● Work to be completed
Any pictures in the records below should be skipped; write out everything else exactly.

● Record set
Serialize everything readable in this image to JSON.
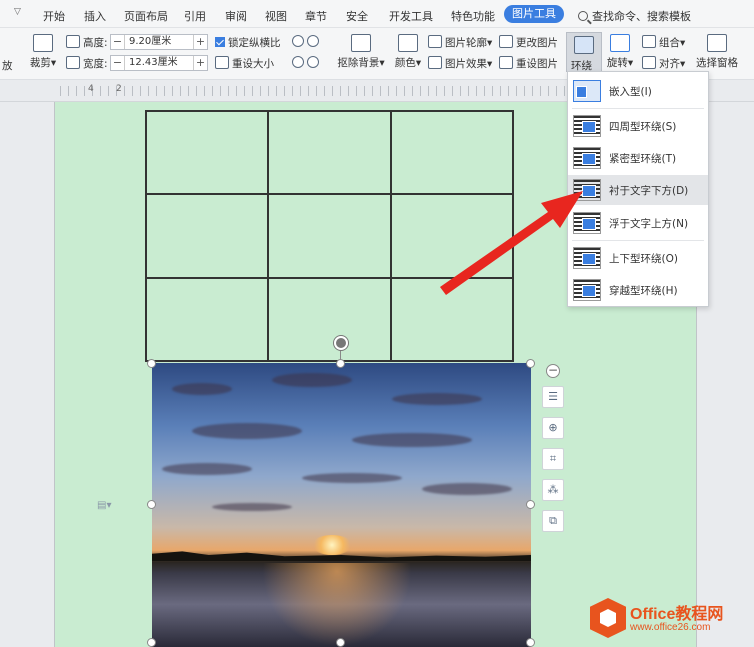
{
  "menubar": {
    "dropdown_icon": "chevron-down-icon",
    "tabs": [
      "开始",
      "插入",
      "页面布局",
      "引用",
      "审阅",
      "视图",
      "章节",
      "安全",
      "开发工具",
      "特色功能",
      "图片工具"
    ],
    "active_tab": "图片工具",
    "search_label": "查找命令、搜索模板"
  },
  "ribbon": {
    "left_cut_label": "放",
    "crop_label": "裁剪",
    "height_label": "高度:",
    "height_value": "9.20厘米",
    "width_label": "宽度:",
    "width_value": "12.43厘米",
    "lock_ratio_label": "锁定纵横比",
    "reset_size_label": "重设大小",
    "remove_bg_label": "抠除背景",
    "color_label": "颜色",
    "outline_label": "图片轮廓",
    "effects_label": "图片效果",
    "change_label": "更改图片",
    "reset_pic_label": "重设图片",
    "wrap_label": "环绕",
    "rotate_label": "旋转",
    "group_label": "组合",
    "align_label": "对齐",
    "selection_pane_label": "选择窗格"
  },
  "ruler": {
    "labels": [
      "4",
      "2"
    ]
  },
  "wrap_menu": {
    "items": [
      {
        "label": "嵌入型(I)",
        "highlighted": false
      },
      {
        "label": "四周型环绕(S)",
        "highlighted": false
      },
      {
        "label": "紧密型环绕(T)",
        "highlighted": false
      },
      {
        "label": "衬于文字下方(D)",
        "highlighted": true
      },
      {
        "label": "浮于文字上方(N)",
        "highlighted": false
      },
      {
        "label": "上下型环绕(O)",
        "highlighted": false
      },
      {
        "label": "穿越型环绕(H)",
        "highlighted": false
      }
    ]
  },
  "side_tools": [
    "minus-icon",
    "wrap-icon",
    "zoom-icon",
    "crop-icon",
    "stitch-icon",
    "convert-icon"
  ],
  "colors": {
    "accent": "#3a7ee0",
    "page": "#c9ecd1",
    "arrow": "#e8261f",
    "brand": "#e8541e"
  },
  "watermark": {
    "brand": "Office教程网",
    "url": "www.office26.com"
  }
}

● Task solution
Serialize everything readable in this image to JSON.
{
  "menubar": {
    "dropdown_icon": "chevron-down-icon",
    "tabs": [
      "开始",
      "插入",
      "页面布局",
      "引用",
      "审阅",
      "视图",
      "章节",
      "安全",
      "开发工具",
      "特色功能",
      "图片工具"
    ],
    "active_tab": "图片工具",
    "search_label": "查找命令、搜索模板"
  },
  "ribbon": {
    "left_cut_label": "放",
    "crop_label": "裁剪",
    "height_label": "高度:",
    "height_value": "9.20厘米",
    "width_label": "宽度:",
    "width_value": "12.43厘米",
    "lock_ratio_label": "锁定纵横比",
    "reset_size_label": "重设大小",
    "remove_bg_label": "抠除背景",
    "color_label": "颜色",
    "outline_label": "图片轮廓",
    "effects_label": "图片效果",
    "change_label": "更改图片",
    "reset_pic_label": "重设图片",
    "wrap_label": "环绕",
    "rotate_label": "旋转",
    "group_label": "组合",
    "align_label": "对齐",
    "selection_pane_label": "选择窗格"
  },
  "ruler": {
    "labels": [
      "4",
      "2"
    ]
  },
  "wrap_menu": {
    "items": [
      {
        "label": "嵌入型(I)",
        "highlighted": false
      },
      {
        "label": "四周型环绕(S)",
        "highlighted": false
      },
      {
        "label": "紧密型环绕(T)",
        "highlighted": false
      },
      {
        "label": "衬于文字下方(D)",
        "highlighted": true
      },
      {
        "label": "浮于文字上方(N)",
        "highlighted": false
      },
      {
        "label": "上下型环绕(O)",
        "highlighted": false
      },
      {
        "label": "穿越型环绕(H)",
        "highlighted": false
      }
    ]
  },
  "side_tools": [
    "minus-icon",
    "wrap-icon",
    "zoom-icon",
    "crop-icon",
    "stitch-icon",
    "convert-icon"
  ],
  "colors": {
    "accent": "#3a7ee0",
    "page": "#c9ecd1",
    "arrow": "#e8261f",
    "brand": "#e8541e"
  },
  "watermark": {
    "brand": "Office教程网",
    "url": "www.office26.com"
  }
}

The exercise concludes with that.